## The request
Convert every line of the data into a numbered list, dropping any blank lines and leaving the pictures out of your answer.

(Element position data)
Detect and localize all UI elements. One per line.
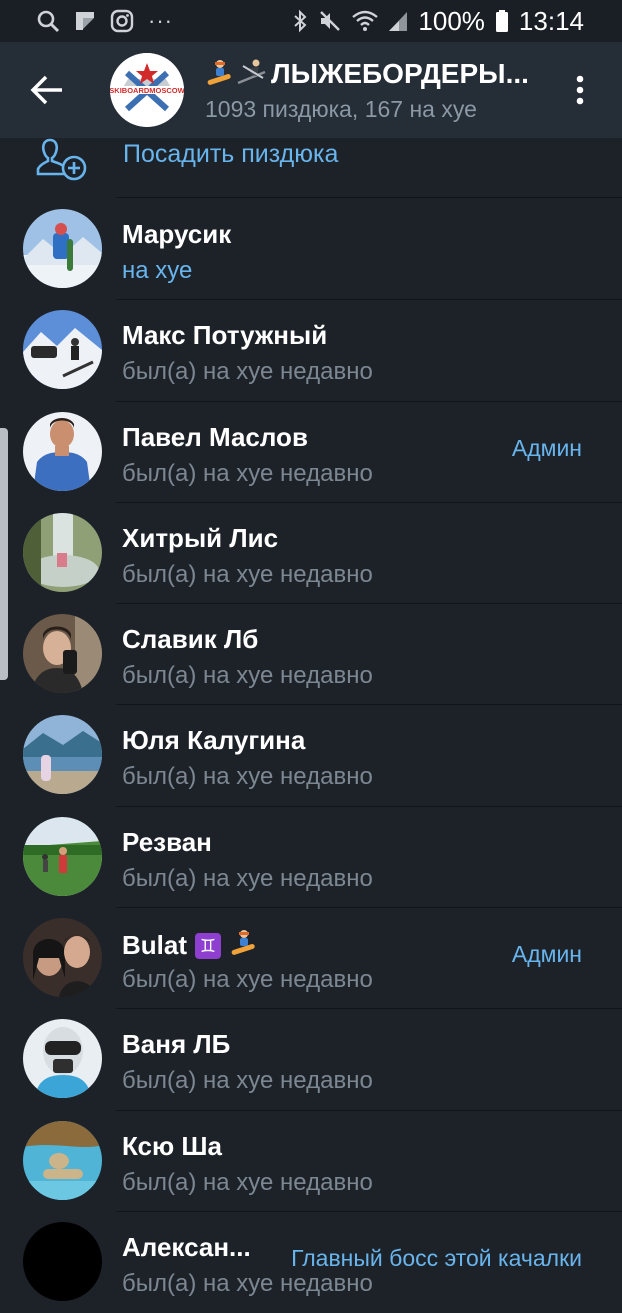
member-name: Хитрый Лис — [122, 522, 279, 553]
add-member-row[interactable]: Посадить пиздюка — [0, 138, 622, 198]
instagram-icon — [110, 9, 134, 33]
avatar — [23, 411, 102, 491]
member-name: Славик Лб — [122, 624, 259, 655]
member-list: Марусик на хуе Макс Потужный был(а) на х… — [0, 199, 622, 1313]
avatar — [23, 614, 102, 694]
member-name: Юля Калугина — [122, 725, 306, 756]
member-row[interactable]: Bulat ♊ был(а) на хуе недавно Админ — [0, 908, 622, 1010]
avatar — [23, 512, 102, 592]
role-badge: Главный босс этой качалки — [291, 1244, 582, 1271]
more-notifications-icon: ··· — [148, 8, 173, 33]
gemini-badge: ♊ — [195, 932, 221, 959]
avatar — [23, 918, 102, 998]
member-name: Марусик — [122, 219, 232, 249]
add-member-label: Посадить пиздюка — [123, 140, 339, 168]
notification-icons: ··· — [36, 8, 173, 34]
system-icons: 100% 13:14 — [292, 6, 584, 37]
member-row[interactable]: Макс Потужный был(а) на хуе недавно — [0, 300, 622, 402]
member-row[interactable]: Резван был(а) на хуе недавно — [0, 807, 622, 909]
member-row[interactable]: Ксю Ша был(а) на хуе недавно — [0, 1111, 622, 1212]
member-status: был(а) на хуе недавно — [122, 1168, 373, 1196]
more-options-button[interactable] — [570, 74, 590, 106]
member-row[interactable]: Павел Маслов был(а) на хуе недавно Админ — [0, 402, 622, 503]
group-logo-text: SKIBOARDMOSCOW — [110, 86, 184, 95]
member-status: был(а) на хуе недавно — [122, 864, 373, 892]
member-status: был(а) на хуе недавно — [122, 459, 373, 487]
avatar — [23, 1019, 102, 1099]
member-row[interactable]: Славик Лб был(а) на хуе недавно — [0, 604, 622, 706]
battery-icon — [495, 9, 509, 33]
avatar — [23, 310, 102, 390]
edge-panel-handle[interactable] — [0, 428, 8, 680]
member-status: на хуе — [122, 257, 193, 284]
member-row[interactable]: Ваня ЛБ был(а) на хуе недавно — [0, 1009, 622, 1111]
search-icon — [36, 9, 60, 33]
avatar — [23, 816, 102, 896]
member-status: был(а) на хуе недавно — [122, 560, 373, 588]
member-name: Bulat ♊ — [122, 928, 257, 963]
admin-badge: Админ — [511, 941, 582, 968]
back-button[interactable] — [28, 72, 68, 108]
chat-title: ЛЫЖЕБОРДЕРЫ... — [271, 58, 529, 89]
member-name: Макс Потужный — [122, 320, 328, 351]
flipboard-icon — [74, 10, 96, 32]
member-name: Резван — [122, 826, 212, 857]
admin-badge: Админ — [511, 434, 582, 461]
add-user-icon — [36, 138, 88, 182]
member-row[interactable]: Юля Калугина был(а) на хуе недавно — [0, 705, 622, 807]
member-name: Ваня ЛБ — [122, 1029, 231, 1060]
chat-header: SKIBOARDMOSCOW ЛЫЖЕБОРДЕРЫ... 1093 пиздю… — [0, 42, 622, 138]
avatar — [23, 1120, 102, 1200]
member-status: был(а) на хуе недавно — [122, 358, 373, 386]
member-status: был(а) на хуе недавно — [122, 966, 373, 994]
member-row[interactable]: Хитрый Лис был(а) на хуе недавно — [0, 503, 622, 605]
avatar — [23, 209, 102, 288]
member-status: был(а) на хуе недавно — [122, 1067, 373, 1095]
arrow-left-icon — [30, 75, 62, 105]
member-status: был(а) на хуе недавно — [122, 662, 373, 690]
kebab-menu-icon — [576, 75, 584, 105]
snowboarder-emoji-icon — [229, 928, 257, 963]
member-status: был(а) на хуе недавно — [122, 763, 373, 791]
group-avatar[interactable]: SKIBOARDMOSCOW — [110, 53, 184, 127]
bluetooth-icon — [292, 9, 308, 33]
status-bar: ··· 100% 13:14 — [0, 0, 622, 42]
wifi-icon — [352, 10, 379, 32]
member-name: Алексан... — [122, 1231, 251, 1262]
avatar — [23, 715, 102, 795]
chat-title-block[interactable]: ЛЫЖЕБОРДЕРЫ... 1093 пиздюка, 167 на хуе — [205, 56, 545, 123]
avatar — [23, 1221, 102, 1301]
clock: 13:14 — [518, 5, 584, 36]
member-name: Павел Маслов — [122, 421, 308, 452]
member-row[interactable]: Марусик на хуе — [0, 199, 622, 301]
member-count: 1093 пиздюка, 167 на хуе — [205, 96, 477, 122]
signal-icon — [388, 10, 408, 32]
divider — [116, 197, 622, 198]
member-row[interactable]: Алексан... был(а) на хуе недавно Главный… — [0, 1212, 622, 1313]
skier-emoji-icon — [237, 58, 267, 91]
member-name: Ксю Ша — [122, 1130, 223, 1161]
snowboarder-emoji-icon — [205, 58, 233, 91]
mute-icon — [318, 9, 342, 33]
battery-percent: 100% — [418, 5, 485, 36]
member-status: был(а) на хуе недавно — [122, 1269, 373, 1297]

## Full solution
1. Detect and localize all UI elements. One per line.
2. member-name: Хитрый Лис — [122, 522, 279, 553]
3. add-member-row[interactable]: Посадить пиздюка — [0, 138, 622, 198]
4. instagram-icon — [110, 9, 134, 33]
5. avatar — [23, 411, 102, 491]
6. member-name: Славик Лб — [122, 624, 259, 655]
7. member-list: Марусик на хуе Макс Потужный был(а) на х… — [0, 199, 622, 1313]
8. avatar — [23, 614, 102, 694]
9. member-name: Юля Калугина — [122, 725, 306, 756]
10. member-row[interactable]: Bulat ♊ был(а) на хуе недавно Админ — [0, 908, 622, 1010]
11. avatar — [23, 512, 102, 592]
12. role-badge: Главный босс этой качалки — [291, 1244, 582, 1271]
13. more-notifications-icon: ··· — [148, 8, 173, 33]
14. gemini-badge: ♊ — [195, 932, 221, 959]
15. avatar — [23, 918, 102, 998]
16. member-name: Марусик — [122, 219, 232, 249]
17. add-member-label: Посадить пиздюка — [123, 140, 339, 168]
18. notification-icons: ··· — [36, 8, 173, 34]
19. system-icons: 100% 13:14 — [292, 6, 584, 37]
20. member-row[interactable]: Макс Потужный был(а) на хуе недавно — [0, 300, 622, 402]
21. member-row[interactable]: Резван был(а) на хуе недавно — [0, 807, 622, 909]
22. member-row[interactable]: Ксю Ша был(а) на хуе недавно — [0, 1111, 622, 1212]
23. member-status: был(а) на хуе недавно — [122, 1168, 373, 1196]
24. more-options-button[interactable] — [570, 74, 590, 106]
25. member-row[interactable]: Павел Маслов был(а) на хуе недавно Админ — [0, 402, 622, 503]
26. group-logo-text: SKIBOARDMOSCOW — [110, 86, 184, 95]
27. member-status: был(а) на хуе недавно — [122, 864, 373, 892]
28. member-status: был(а) на хуе недавно — [122, 459, 373, 487]
29. avatar — [23, 1019, 102, 1099]
30. member-row[interactable]: Славик Лб был(а) на хуе недавно — [0, 604, 622, 706]
31. battery-icon — [495, 9, 509, 33]
32. avatar — [23, 310, 102, 390]
33. edge-panel-handle[interactable] — [0, 428, 8, 680]
34. member-status: на хуе — [122, 257, 193, 284]
35. member-row[interactable]: Ваня ЛБ был(а) на хуе недавно — [0, 1009, 622, 1111]
36. search-icon — [36, 9, 60, 33]
37. avatar — [23, 816, 102, 896]
38. member-status: был(а) на хуе недавно — [122, 560, 373, 588]
39. member-name: Bulat ♊ — [122, 928, 257, 963]
40. admin-badge: Админ — [511, 941, 582, 968]
41. back-button[interactable] — [28, 72, 68, 108]
42. chat-title: ЛЫЖЕБОРДЕРЫ... — [271, 58, 529, 89]
43. member-name: Макс Потужный — [122, 320, 328, 351]
44. flipboard-icon — [74, 10, 96, 32]
45. member-name: Резван — [122, 826, 212, 857]
46. admin-badge: Админ — [511, 434, 582, 461]
47. add-user-icon — [36, 138, 88, 182]
48. member-row[interactable]: Юля Калугина был(а) на хуе недавно — [0, 705, 622, 807]
49. member-name: Ваня ЛБ — [122, 1029, 231, 1060]
50. chat-header: SKIBOARDMOSCOW ЛЫЖЕБОРДЕРЫ... 1093 пиздю… — [0, 42, 622, 138]
51. avatar — [23, 1120, 102, 1200]
52. member-status: был(а) на хуе недавно — [122, 358, 373, 386]
53. member-status: был(а) на хуе недавно — [122, 966, 373, 994]
54. member-row[interactable]: Хитрый Лис был(а) на хуе недавно — [0, 503, 622, 605]
55. avatar — [23, 209, 102, 288]
56. member-status: был(а) на хуе недавно — [122, 1067, 373, 1095]
57. arrow-left-icon — [30, 75, 62, 105]
58. member-status: был(а) на хуе недавно — [122, 662, 373, 690]
59. kebab-menu-icon — [576, 75, 584, 105]
60. snowboarder-emoji-icon — [229, 928, 257, 963]
61. member-status: был(а) на хуе недавно — [122, 763, 373, 791]
62. group-avatar[interactable]: SKIBOARDMOSCOW — [110, 53, 184, 127]
63. bluetooth-icon — [292, 9, 308, 33]
64. status-bar: ··· 100% 13:14 — [0, 0, 622, 42]
65. wifi-icon — [352, 10, 379, 32]
66. member-name: Алексан... — [122, 1231, 251, 1262]
67. avatar — [23, 715, 102, 795]
68. chat-title-block[interactable]: ЛЫЖЕБОРДЕРЫ... 1093 пиздюка, 167 на хуе — [205, 56, 545, 123]
69. avatar — [23, 1221, 102, 1301]
70. clock: 13:14 — [518, 5, 584, 36]
71. member-name: Павел Маслов — [122, 421, 308, 452]
72. member-row[interactable]: Марусик на хуе — [0, 199, 622, 301]
73. member-count: 1093 пиздюка, 167 на хуе — [205, 96, 477, 122]
74. signal-icon — [388, 10, 408, 32]
75. divider — [116, 197, 622, 198]
76. member-row[interactable]: Алексан... был(а) на хуе недавно Главный… — [0, 1212, 622, 1313]
77. skier-emoji-icon — [237, 58, 267, 91]
78. member-name: Ксю Ша — [122, 1130, 223, 1161]
79. snowboarder-emoji-icon — [205, 58, 233, 91]
80. mute-icon — [318, 9, 342, 33]
81. battery-percent: 100% — [418, 5, 485, 36]
82. member-status: был(а) на хуе недавно — [122, 1269, 373, 1297]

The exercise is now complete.